# What you need to do:
Sort through the entries below and pull out lines containing the word "Magnitude".

▼

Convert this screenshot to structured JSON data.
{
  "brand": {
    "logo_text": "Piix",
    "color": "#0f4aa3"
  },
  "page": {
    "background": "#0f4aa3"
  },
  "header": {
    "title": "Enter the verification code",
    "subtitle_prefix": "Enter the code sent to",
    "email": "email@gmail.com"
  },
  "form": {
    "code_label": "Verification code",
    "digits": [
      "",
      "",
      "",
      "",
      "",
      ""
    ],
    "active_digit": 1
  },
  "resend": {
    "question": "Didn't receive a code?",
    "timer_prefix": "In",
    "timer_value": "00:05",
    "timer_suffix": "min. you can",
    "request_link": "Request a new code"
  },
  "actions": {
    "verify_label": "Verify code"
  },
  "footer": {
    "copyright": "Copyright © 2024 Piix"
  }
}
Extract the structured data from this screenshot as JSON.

▲
▼

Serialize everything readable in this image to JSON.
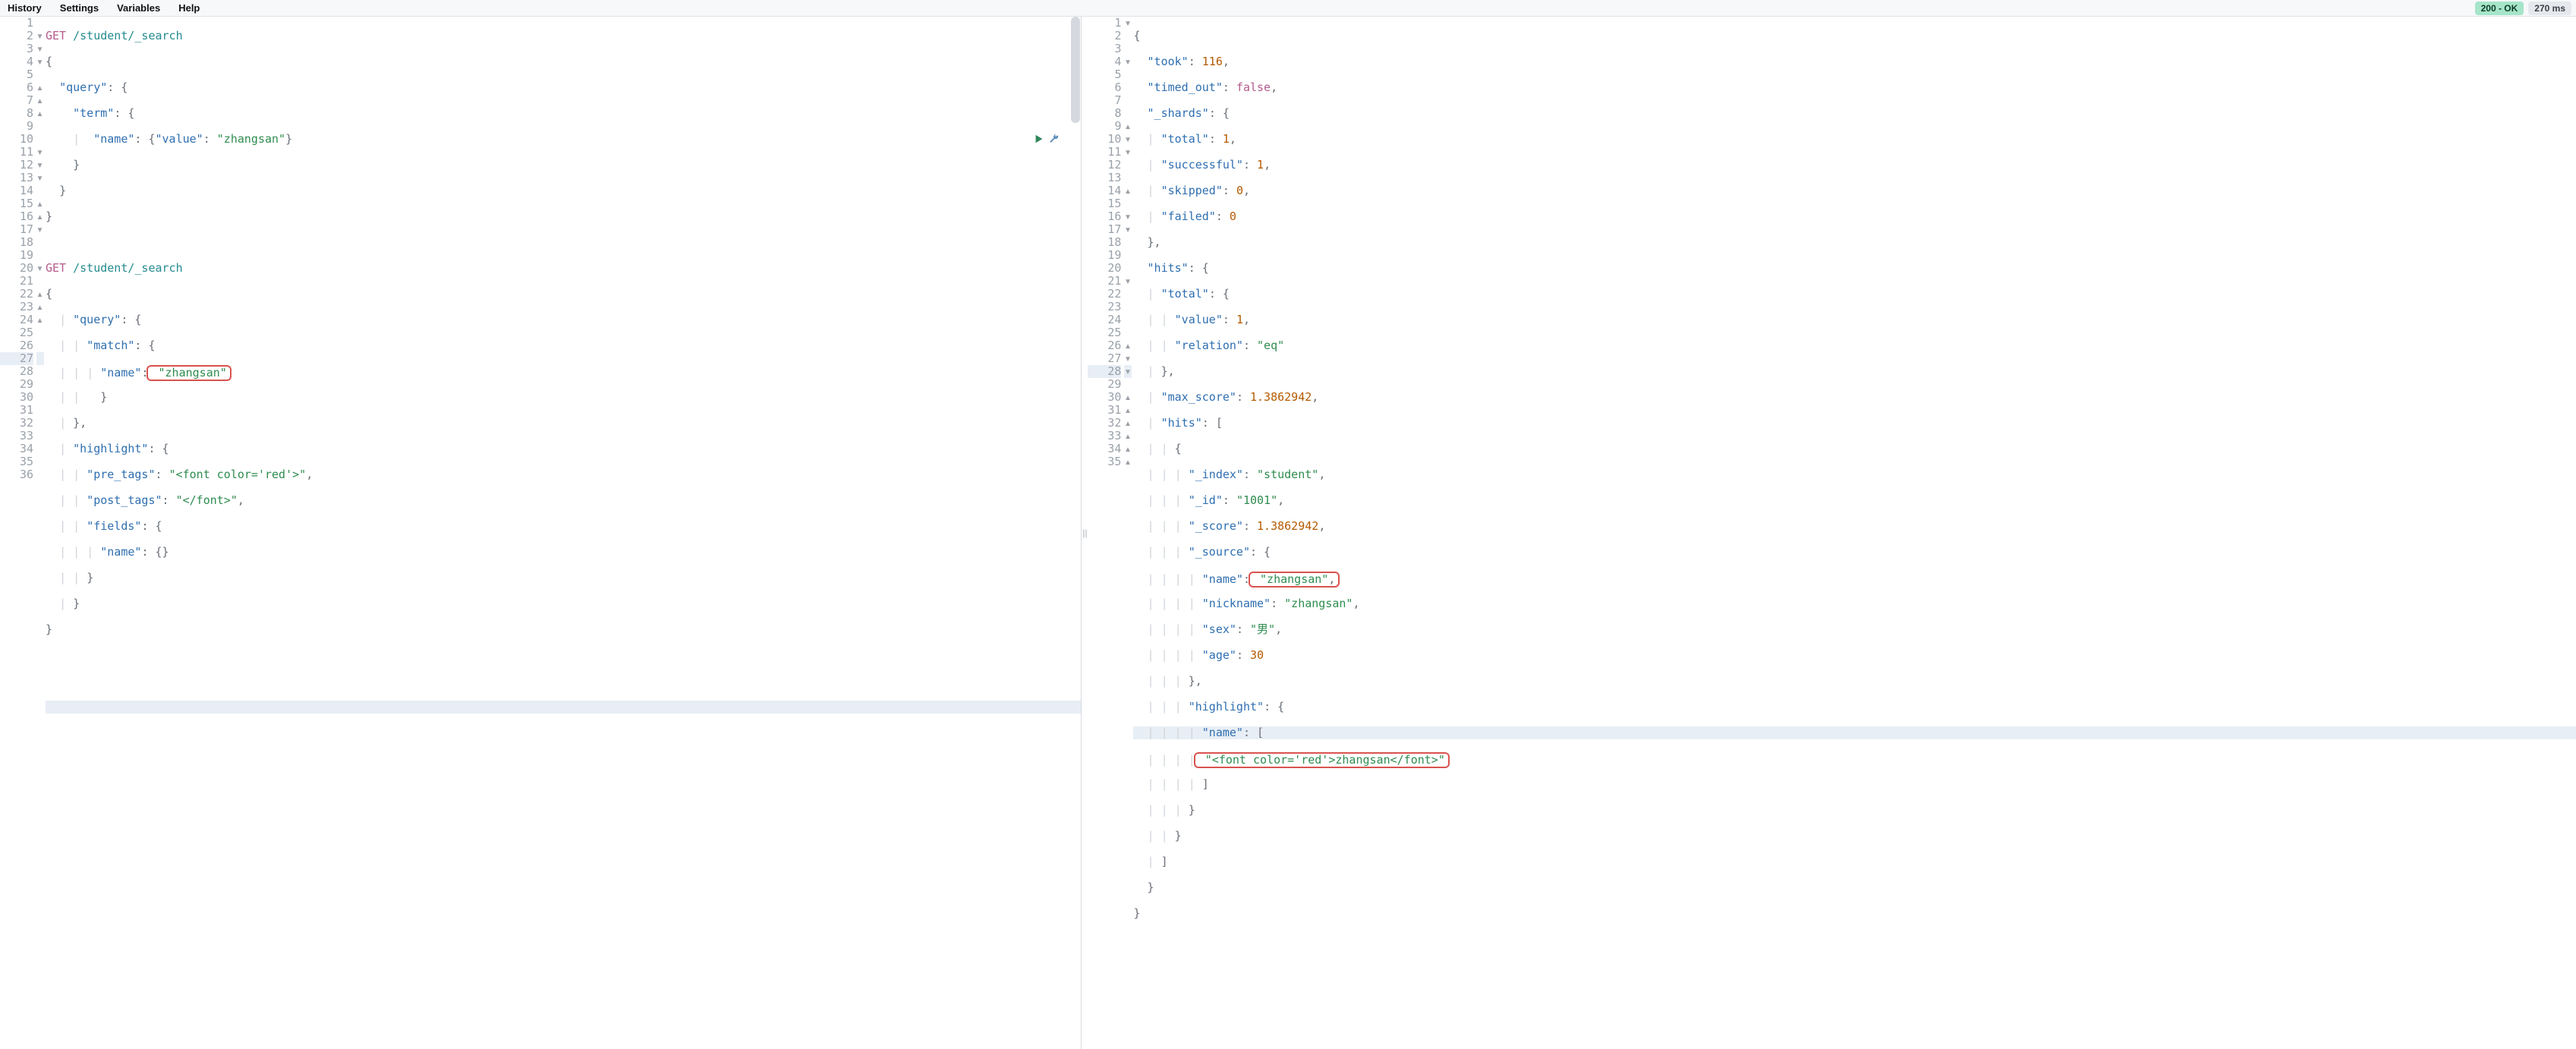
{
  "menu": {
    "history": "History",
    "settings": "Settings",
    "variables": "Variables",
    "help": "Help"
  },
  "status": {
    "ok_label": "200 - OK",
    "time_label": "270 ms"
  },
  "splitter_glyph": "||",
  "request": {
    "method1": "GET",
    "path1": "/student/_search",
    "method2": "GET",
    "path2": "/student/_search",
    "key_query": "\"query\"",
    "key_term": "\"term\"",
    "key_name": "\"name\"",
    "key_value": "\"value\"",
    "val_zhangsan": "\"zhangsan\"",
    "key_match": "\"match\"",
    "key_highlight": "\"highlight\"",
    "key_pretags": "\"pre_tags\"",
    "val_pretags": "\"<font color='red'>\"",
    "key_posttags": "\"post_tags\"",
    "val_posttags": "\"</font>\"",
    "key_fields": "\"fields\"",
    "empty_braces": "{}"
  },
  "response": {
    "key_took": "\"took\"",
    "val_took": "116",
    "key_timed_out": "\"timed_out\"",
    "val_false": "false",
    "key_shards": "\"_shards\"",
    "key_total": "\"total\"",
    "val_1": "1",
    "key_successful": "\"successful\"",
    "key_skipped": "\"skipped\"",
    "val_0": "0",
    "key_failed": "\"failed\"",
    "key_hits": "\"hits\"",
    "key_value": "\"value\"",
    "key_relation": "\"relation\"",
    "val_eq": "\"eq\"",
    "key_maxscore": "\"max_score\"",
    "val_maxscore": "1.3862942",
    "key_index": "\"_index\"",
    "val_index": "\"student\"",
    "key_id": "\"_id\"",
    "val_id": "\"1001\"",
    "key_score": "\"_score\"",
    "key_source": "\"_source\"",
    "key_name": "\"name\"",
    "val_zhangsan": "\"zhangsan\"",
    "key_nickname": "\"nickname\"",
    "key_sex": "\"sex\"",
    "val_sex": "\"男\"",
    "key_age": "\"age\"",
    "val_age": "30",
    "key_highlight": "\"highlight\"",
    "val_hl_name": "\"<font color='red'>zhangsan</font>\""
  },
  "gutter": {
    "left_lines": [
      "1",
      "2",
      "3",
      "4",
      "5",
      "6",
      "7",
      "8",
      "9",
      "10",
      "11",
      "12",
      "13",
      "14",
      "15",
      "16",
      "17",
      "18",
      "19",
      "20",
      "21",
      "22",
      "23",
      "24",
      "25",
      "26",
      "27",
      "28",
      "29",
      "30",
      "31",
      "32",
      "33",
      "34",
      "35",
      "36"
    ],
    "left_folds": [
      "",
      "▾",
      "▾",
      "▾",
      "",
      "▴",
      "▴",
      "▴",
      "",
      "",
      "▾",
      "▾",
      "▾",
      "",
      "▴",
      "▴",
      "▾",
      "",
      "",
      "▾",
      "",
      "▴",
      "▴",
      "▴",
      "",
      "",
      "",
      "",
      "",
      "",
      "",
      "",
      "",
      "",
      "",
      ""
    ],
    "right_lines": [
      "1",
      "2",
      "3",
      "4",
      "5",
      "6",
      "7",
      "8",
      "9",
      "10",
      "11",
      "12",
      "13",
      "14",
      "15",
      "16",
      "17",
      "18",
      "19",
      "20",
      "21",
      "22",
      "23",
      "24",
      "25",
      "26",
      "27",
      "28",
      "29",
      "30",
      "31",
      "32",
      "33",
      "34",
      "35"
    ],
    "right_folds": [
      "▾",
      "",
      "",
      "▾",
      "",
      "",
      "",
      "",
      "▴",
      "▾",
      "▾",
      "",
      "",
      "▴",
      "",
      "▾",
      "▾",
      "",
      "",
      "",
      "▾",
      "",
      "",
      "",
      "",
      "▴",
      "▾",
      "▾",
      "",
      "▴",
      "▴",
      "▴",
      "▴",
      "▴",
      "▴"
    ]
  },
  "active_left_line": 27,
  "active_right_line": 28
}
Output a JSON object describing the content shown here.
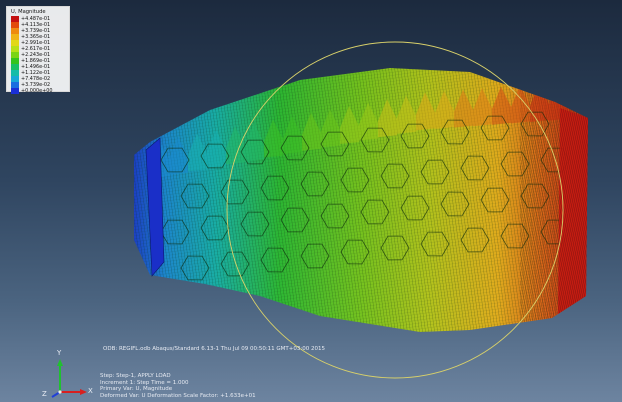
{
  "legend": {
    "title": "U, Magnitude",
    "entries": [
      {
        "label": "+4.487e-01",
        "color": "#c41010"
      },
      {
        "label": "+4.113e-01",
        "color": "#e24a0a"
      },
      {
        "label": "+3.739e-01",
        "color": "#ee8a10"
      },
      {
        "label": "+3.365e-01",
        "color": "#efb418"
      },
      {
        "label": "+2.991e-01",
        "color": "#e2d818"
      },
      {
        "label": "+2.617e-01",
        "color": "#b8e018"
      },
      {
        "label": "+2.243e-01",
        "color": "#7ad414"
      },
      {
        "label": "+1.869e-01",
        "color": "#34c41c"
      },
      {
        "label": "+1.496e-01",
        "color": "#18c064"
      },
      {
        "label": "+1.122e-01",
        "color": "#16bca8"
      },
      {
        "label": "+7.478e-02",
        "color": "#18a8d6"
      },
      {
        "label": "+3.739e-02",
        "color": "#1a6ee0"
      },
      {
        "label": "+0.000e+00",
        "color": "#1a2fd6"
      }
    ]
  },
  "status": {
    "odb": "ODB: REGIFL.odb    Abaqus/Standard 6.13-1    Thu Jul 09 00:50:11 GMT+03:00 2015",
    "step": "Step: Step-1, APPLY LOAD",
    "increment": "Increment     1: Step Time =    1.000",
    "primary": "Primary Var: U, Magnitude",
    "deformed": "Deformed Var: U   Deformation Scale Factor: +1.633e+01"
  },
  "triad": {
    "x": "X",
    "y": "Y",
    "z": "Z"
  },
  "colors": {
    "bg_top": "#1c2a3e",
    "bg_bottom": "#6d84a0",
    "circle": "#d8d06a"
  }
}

▲

# Result of the exercise:
    "title": "U, Magnitude",
    "primary": "Primary Var: U, Magnitude",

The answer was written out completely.